WHAT THE TASK ASKS |
Look for the word "text" in the entries below, then copy every line that has it.

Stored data
════════
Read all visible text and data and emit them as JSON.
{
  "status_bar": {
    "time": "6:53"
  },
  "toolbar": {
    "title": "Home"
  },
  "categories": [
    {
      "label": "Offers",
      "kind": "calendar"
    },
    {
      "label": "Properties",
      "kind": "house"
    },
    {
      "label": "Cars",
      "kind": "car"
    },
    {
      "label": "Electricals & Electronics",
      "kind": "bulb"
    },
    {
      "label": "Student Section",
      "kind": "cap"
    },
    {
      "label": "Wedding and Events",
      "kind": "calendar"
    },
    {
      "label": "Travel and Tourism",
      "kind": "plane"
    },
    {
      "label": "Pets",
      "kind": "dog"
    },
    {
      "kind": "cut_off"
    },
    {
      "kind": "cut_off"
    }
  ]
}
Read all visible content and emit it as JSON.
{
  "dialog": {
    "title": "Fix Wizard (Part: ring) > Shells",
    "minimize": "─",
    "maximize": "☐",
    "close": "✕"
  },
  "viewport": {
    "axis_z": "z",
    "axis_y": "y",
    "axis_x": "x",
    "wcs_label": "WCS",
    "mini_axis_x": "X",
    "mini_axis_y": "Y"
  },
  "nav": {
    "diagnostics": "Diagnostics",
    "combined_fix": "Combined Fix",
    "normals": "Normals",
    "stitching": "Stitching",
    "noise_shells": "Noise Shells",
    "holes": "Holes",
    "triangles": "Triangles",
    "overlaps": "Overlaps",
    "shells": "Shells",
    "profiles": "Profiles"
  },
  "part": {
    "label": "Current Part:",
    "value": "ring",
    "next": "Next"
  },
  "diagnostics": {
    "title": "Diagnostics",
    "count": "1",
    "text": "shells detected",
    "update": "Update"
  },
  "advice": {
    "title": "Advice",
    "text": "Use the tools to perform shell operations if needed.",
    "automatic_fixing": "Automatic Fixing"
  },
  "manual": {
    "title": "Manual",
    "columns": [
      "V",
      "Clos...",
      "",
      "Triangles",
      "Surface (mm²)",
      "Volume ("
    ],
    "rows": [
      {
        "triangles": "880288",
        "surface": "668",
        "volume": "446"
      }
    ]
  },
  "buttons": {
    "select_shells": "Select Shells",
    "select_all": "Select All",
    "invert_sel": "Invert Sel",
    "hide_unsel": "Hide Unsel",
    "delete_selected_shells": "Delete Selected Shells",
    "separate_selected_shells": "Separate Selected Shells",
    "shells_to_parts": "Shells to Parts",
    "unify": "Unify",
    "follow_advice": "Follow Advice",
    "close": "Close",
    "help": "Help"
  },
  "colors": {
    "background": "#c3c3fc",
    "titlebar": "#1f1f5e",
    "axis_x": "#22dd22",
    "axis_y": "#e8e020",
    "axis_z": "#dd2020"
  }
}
════════
RESULT BELOW |
Read all visible text and data and emit them as JSON.
    "text": "shells detected",
    "text": "Use the tools to perform shell operations if needed.",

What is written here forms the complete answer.